* _Required task_:
Transcribe all of the records word for word, but omit the pictures.

* _Data provided_:
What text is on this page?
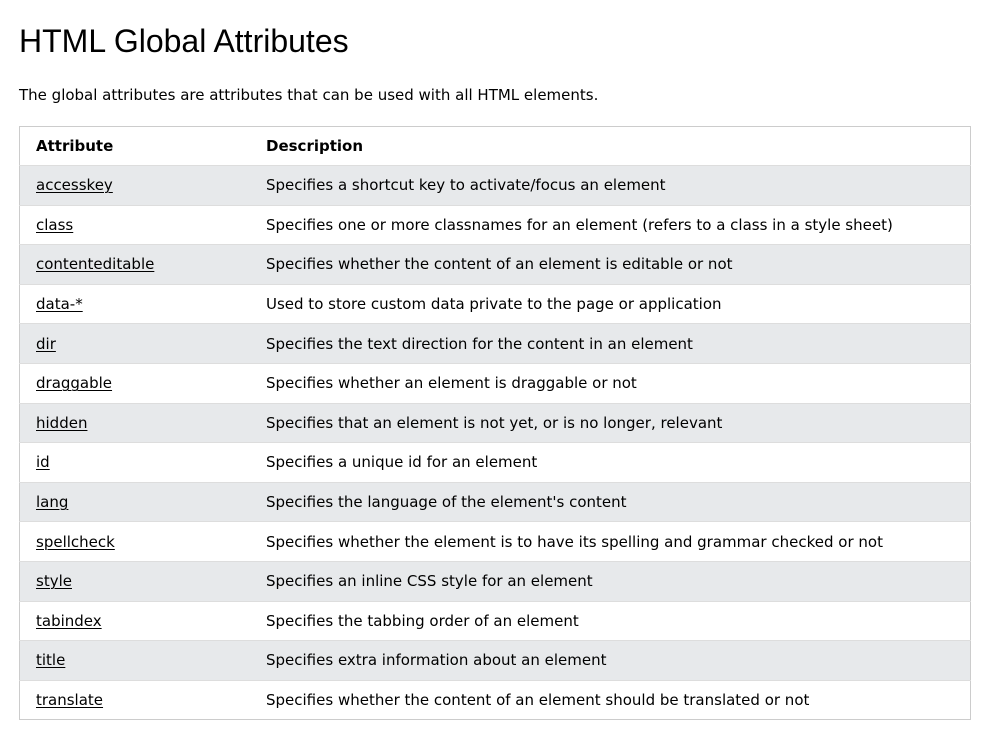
HTML Global Attributes

The global attributes are attributes that can be used with all HTML elements.

Attribute	Description
accesskey	Specifies a shortcut key to activate/focus an element
class	Specifies one or more classnames for an element (refers to a class in a style sheet)
contenteditable	Specifies whether the content of an element is editable or not
data-*	Used to store custom data private to the page or application
dir	Specifies the text direction for the content in an element
draggable	Specifies whether an element is draggable or not
hidden	Specifies that an element is not yet, or is no longer, relevant
id	Specifies a unique id for an element
lang	Specifies the language of the element's content
spellcheck	Specifies whether the element is to have its spelling and grammar checked or not
style	Specifies an inline CSS style for an element
tabindex	Specifies the tabbing order of an element
title	Specifies extra information about an element
translate	Specifies whether the content of an element should be translated or not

* _Correct response_:
What text is on this page?
HTML Global Attributes

The global attributes are attributes that can be used with all HTML elements.

Attribute	Description
accesskey	Specifies a shortcut key to activate/focus an element
class	Specifies one or more classnames for an element (refers to a class in a style sheet)
contenteditable	Specifies whether the content of an element is editable or not
data-*	Used to store custom data private to the page or application
dir	Specifies the text direction for the content in an element
draggable	Specifies whether an element is draggable or not
hidden	Specifies that an element is not yet, or is no longer, relevant
id	Specifies a unique id for an element
lang	Specifies the language of the element's content
spellcheck	Specifies whether the element is to have its spelling and grammar checked or not
style	Specifies an inline CSS style for an element
tabindex	Specifies the tabbing order of an element
title	Specifies extra information about an element
translate	Specifies whether the content of an element should be translated or not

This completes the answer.